(Dataset entries)
______

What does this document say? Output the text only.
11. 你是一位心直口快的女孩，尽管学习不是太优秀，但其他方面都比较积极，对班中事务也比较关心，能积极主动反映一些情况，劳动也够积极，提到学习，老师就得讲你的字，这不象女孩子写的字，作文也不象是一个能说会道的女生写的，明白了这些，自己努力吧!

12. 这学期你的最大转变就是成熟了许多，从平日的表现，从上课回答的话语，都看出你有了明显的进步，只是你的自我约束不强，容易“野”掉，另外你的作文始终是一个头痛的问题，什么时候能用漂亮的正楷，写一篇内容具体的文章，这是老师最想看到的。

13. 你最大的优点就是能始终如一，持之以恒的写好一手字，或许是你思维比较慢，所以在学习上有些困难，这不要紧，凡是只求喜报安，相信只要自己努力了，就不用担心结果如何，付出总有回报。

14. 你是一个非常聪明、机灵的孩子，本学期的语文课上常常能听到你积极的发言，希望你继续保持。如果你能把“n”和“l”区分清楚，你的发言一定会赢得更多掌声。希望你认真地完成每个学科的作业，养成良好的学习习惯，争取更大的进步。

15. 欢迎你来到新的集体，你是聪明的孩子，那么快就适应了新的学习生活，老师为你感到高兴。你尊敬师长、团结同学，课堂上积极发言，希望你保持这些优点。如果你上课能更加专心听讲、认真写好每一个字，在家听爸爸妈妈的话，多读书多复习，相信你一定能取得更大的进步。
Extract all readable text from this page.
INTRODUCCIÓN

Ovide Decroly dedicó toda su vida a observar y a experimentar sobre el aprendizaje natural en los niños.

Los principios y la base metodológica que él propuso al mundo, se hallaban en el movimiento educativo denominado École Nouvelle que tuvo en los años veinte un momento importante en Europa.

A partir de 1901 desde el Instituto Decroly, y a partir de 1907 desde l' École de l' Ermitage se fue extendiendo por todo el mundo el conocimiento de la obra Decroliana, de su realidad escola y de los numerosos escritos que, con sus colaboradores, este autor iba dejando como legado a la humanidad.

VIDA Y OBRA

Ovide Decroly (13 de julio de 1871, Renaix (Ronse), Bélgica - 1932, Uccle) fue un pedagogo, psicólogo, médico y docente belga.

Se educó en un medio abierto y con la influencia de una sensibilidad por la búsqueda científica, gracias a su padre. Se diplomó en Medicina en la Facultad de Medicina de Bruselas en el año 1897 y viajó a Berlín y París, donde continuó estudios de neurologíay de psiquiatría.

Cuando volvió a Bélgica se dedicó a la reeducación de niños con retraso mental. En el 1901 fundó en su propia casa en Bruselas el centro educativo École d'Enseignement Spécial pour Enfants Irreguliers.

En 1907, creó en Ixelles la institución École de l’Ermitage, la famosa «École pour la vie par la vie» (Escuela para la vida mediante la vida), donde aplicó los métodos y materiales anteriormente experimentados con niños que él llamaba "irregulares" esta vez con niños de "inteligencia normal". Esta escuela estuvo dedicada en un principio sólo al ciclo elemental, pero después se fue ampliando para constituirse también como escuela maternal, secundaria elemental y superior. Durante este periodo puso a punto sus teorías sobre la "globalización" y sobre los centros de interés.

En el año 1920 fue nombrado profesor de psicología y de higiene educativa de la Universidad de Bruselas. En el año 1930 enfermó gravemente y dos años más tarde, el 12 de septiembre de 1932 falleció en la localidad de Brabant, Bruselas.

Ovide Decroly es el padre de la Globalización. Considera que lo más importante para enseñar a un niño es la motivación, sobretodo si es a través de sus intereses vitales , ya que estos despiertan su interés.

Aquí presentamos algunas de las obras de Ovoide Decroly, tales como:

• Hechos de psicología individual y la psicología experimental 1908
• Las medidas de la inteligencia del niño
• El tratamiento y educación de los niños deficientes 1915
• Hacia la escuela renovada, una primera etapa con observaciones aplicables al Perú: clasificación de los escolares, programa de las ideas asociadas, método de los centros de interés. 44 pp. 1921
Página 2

______

## Exercise details
Repeat every entry exactly as written above.

## Solution to the problem
What does this document say? Output the text only.
11. 你是一位心直口快的女孩，尽管学习不是太优秀，但其他方面都比较积极，对班中事务也比较关心，能积极主动反映一些情况，劳动也够积极，提到学习，老师就得讲你的字，这不象女孩子写的字，作文也不象是一个能说会道的女生写的，明白了这些，自己努力吧!

12. 这学期你的最大转变就是成熟了许多，从平日的表现，从上课回答的话语，都看出你有了明显的进步，只是你的自我约束不强，容易“野”掉，另外你的作文始终是一个头痛的问题，什么时候能用漂亮的正楷，写一篇内容具体的文章，这是老师最想看到的。

13. 你最大的优点就是能始终如一，持之以恒的写好一手字，或许是你思维比较慢，所以在学习上有些困难，这不要紧，凡是只求喜报安，相信只要自己努力了，就不用担心结果如何，付出总有回报。

14. 你是一个非常聪明、机灵的孩子，本学期的语文课上常常能听到你积极的发言，希望你继续保持。如果你能把“n”和“l”区分清楚，你的发言一定会赢得更多掌声。希望你认真地完成每个学科的作业，养成良好的学习习惯，争取更大的进步。

15. 欢迎你来到新的集体，你是聪明的孩子，那么快就适应了新的学习生活，老师为你感到高兴。你尊敬师长、团结同学，课堂上积极发言，希望你保持这些优点。如果你上课能更加专心听讲、认真写好每一个字，在家听爸爸妈妈的话，多读书多复习，相信你一定能取得更大的进步。
Extract all readable text from this page.
INTRODUCCIÓN

Ovide Decroly dedicó toda su vida a observar y a experimentar sobre el aprendizaje natural en los niños.

Los principios y la base metodológica que él propuso al mundo, se hallaban en el movimiento educativo denominado École Nouvelle que tuvo en los años veinte un momento importante en Europa.

A partir de 1901 desde el Instituto Decroly, y a partir de 1907 desde l' École de l' Ermitage se fue extendiendo por todo el mundo el conocimiento de la obra Decroliana, de su realidad escola y de los numerosos escritos que, con sus colaboradores, este autor iba dejando como legado a la humanidad.

VIDA Y OBRA

Ovide Decroly (13 de julio de 1871, Renaix (Ronse), Bélgica - 1932, Uccle) fue un pedagogo, psicólogo, médico y docente belga.

Se educó en un medio abierto y con la influencia de una sensibilidad por la búsqueda científica, gracias a su padre. Se diplomó en Medicina en la Facultad de Medicina de Bruselas en el año 1897 y viajó a Berlín y París, donde continuó estudios de neurologíay de psiquiatría.

Cuando volvió a Bélgica se dedicó a la reeducación de niños con retraso mental. En el 1901 fundó en su propia casa en Bruselas el centro educativo École d'Enseignement Spécial pour Enfants Irreguliers.

En 1907, creó en Ixelles la institución École de l’Ermitage, la famosa «École pour la vie par la vie» (Escuela para la vida mediante la vida), donde aplicó los métodos y materiales anteriormente experimentados con niños que él llamaba "irregulares" esta vez con niños de "inteligencia normal". Esta escuela estuvo dedicada en un principio sólo al ciclo elemental, pero después se fue ampliando para constituirse también como escuela maternal, secundaria elemental y superior. Durante este periodo puso a punto sus teorías sobre la "globalización" y sobre los centros de interés.

En el año 1920 fue nombrado profesor de psicología y de higiene educativa de la Universidad de Bruselas. En el año 1930 enfermó gravemente y dos años más tarde, el 12 de septiembre de 1932 falleció en la localidad de Brabant, Bruselas.

Ovide Decroly es el padre de la Globalización. Considera que lo más importante para enseñar a un niño es la motivación, sobretodo si es a través de sus intereses vitales , ya que estos despiertan su interés.

Aquí presentamos algunas de las obras de Ovoide Decroly, tales como:

• Hechos de psicología individual y la psicología experimental 1908
• Las medidas de la inteligencia del niño
• El tratamiento y educación de los niños deficientes 1915
• Hacia la escuela renovada, una primera etapa con observaciones aplicables al Perú: clasificación de los escolares, programa de las ideas asociadas, método de los centros de interés. 44 pp. 1921
Página 2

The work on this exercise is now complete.